--- BEGIN ---

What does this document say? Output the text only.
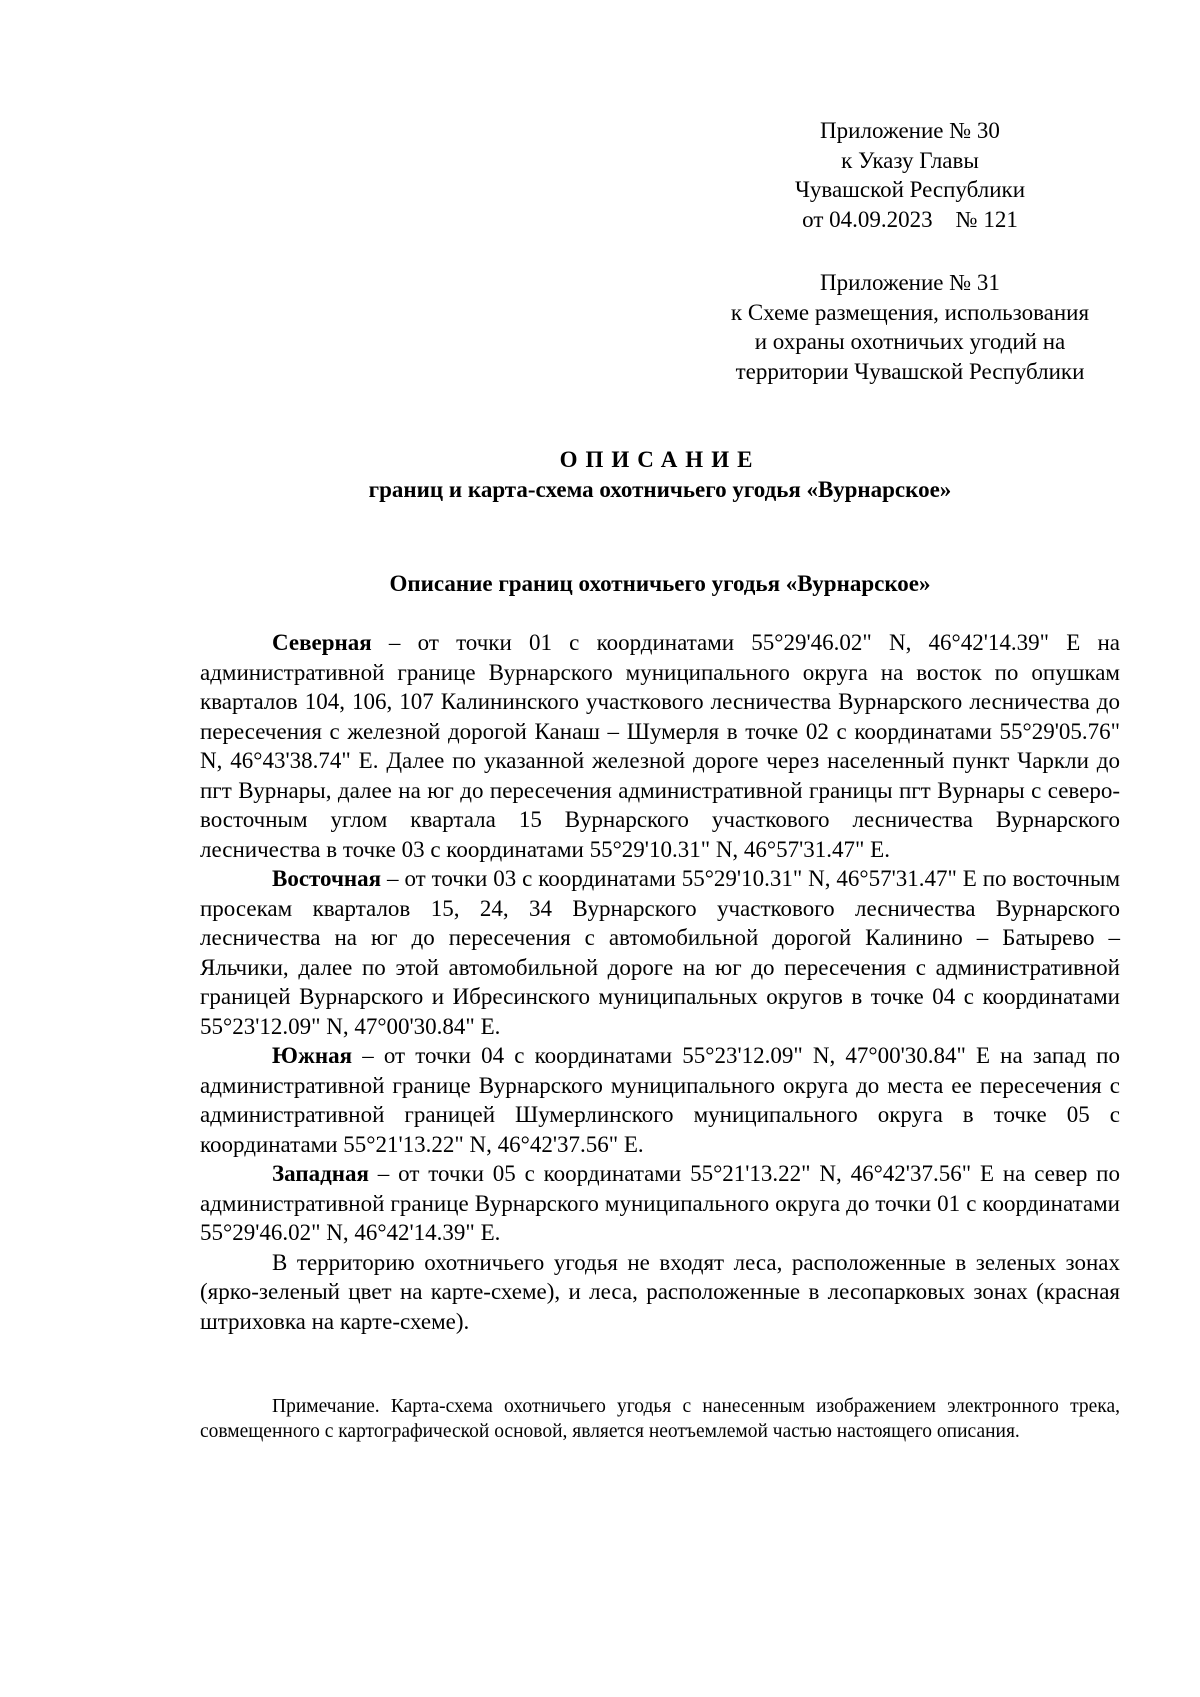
Приложение № 30
к Указу Главы
Чувашской Республики
от 04.09.2023    № 121
Приложение № 31
к Схеме размещения, использования
и охраны охотничьих угодий на
территории Чувашской Республики
ОПИСАНИЕ
границ и карта-схема охотничьего угодья «Вурнарское»
Описание границ охотничьего угодья «Вурнарское»

Северная – от точки 01 с координатами 55°29'46.02" N, 46°42'14.39" E на административной границе Вурнарского муниципального округа на восток по опушкам кварталов 104, 106, 107 Калининского участкового лесничества Вурнарского лесничества до пересечения с железной дорогой Канаш – Шумерля в точке 02 с координатами 55°29'05.76" N, 46°43'38.74" E. Далее по указанной железной дороге через населенный пункт Чаркли до пгт Вурнары, далее на юг до пересечения административной границы пгт Вурнары с северо-восточным углом квартала 15 Вурнарского участкового лесничества Вурнарского лесничества в точке 03 с координатами 55°29'10.31" N, 46°57'31.47" E.

Восточная – от точки 03 с координатами 55°29'10.31" N, 46°57'31.47" E по восточным просекам кварталов 15, 24, 34 Вурнарского участкового лесничества Вурнарского лесничества на юг до пересечения с автомобильной дорогой Калинино – Батырево – Яльчики, далее по этой автомобильной дороге на юг до пересечения с административной границей Вурнарского и Ибресинского муниципальных округов в точке 04 с координатами 55°23'12.09" N, 47°00'30.84" E.

Южная – от точки 04 с координатами 55°23'12.09" N, 47°00'30.84" E на запад по административной границе Вурнарского муниципального округа до места ее пересечения с административной границей Шумерлинского муниципального округа в точке 05 с координатами 55°21'13.22" N, 46°42'37.56" E.

Западная – от точки 05 с координатами 55°21'13.22" N, 46°42'37.56" E на север по административной границе Вурнарского муниципального округа до точки 01 с координатами 55°29'46.02" N, 46°42'14.39" E.

В территорию охотничьего угодья не входят леса, расположенные в зеленых зонах (ярко-зеленый цвет на карте-схеме), и леса, расположенные в лесопарковых зонах (красная штриховка на карте-схеме).

Примечание. Карта-схема охотничьего угодья с нанесенным изображением электронного трека, совмещенного с картографической основой, является неотъемлемой частью настоящего описания.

--- END ---

**AIM:** Each line above is to be copied verbatim. Drop any image from the copy.

**REPLY TO THE TASK:**
What does this document say? Output the text only.
Приложение № 30
к Указу Главы
Чувашской Республики
от 04.09.2023    № 121
Приложение № 31
к Схеме размещения, использования
и охраны охотничьих угодий на
территории Чувашской Республики
ОПИСАНИЕ
границ и карта-схема охотничьего угодья «Вурнарское»
Описание границ охотничьего угодья «Вурнарское»

Северная – от точки 01 с координатами 55°29'46.02" N, 46°42'14.39" E на административной границе Вурнарского муниципального округа на восток по опушкам кварталов 104, 106, 107 Калининского участкового лесничества Вурнарского лесничества до пересечения с железной дорогой Канаш – Шумерля в точке 02 с координатами 55°29'05.76" N, 46°43'38.74" E. Далее по указанной железной дороге через населенный пункт Чаркли до пгт Вурнары, далее на юг до пересечения административной границы пгт Вурнары с северо-восточным углом квартала 15 Вурнарского участкового лесничества Вурнарского лесничества в точке 03 с координатами 55°29'10.31" N, 46°57'31.47" E.

Восточная – от точки 03 с координатами 55°29'10.31" N, 46°57'31.47" E по восточным просекам кварталов 15, 24, 34 Вурнарского участкового лесничества Вурнарского лесничества на юг до пересечения с автомобильной дорогой Калинино – Батырево – Яльчики, далее по этой автомобильной дороге на юг до пересечения с административной границей Вурнарского и Ибресинского муниципальных округов в точке 04 с координатами 55°23'12.09" N, 47°00'30.84" E.

Южная – от точки 04 с координатами 55°23'12.09" N, 47°00'30.84" E на запад по административной границе Вурнарского муниципального округа до места ее пересечения с административной границей Шумерлинского муниципального округа в точке 05 с координатами 55°21'13.22" N, 46°42'37.56" E.

Западная – от точки 05 с координатами 55°21'13.22" N, 46°42'37.56" E на север по административной границе Вурнарского муниципального округа до точки 01 с координатами 55°29'46.02" N, 46°42'14.39" E.

В территорию охотничьего угодья не входят леса, расположенные в зеленых зонах (ярко-зеленый цвет на карте-схеме), и леса, расположенные в лесопарковых зонах (красная штриховка на карте-схеме).

Примечание. Карта-схема охотничьего угодья с нанесенным изображением электронного трека, совмещенного с картографической основой, является неотъемлемой частью настоящего описания.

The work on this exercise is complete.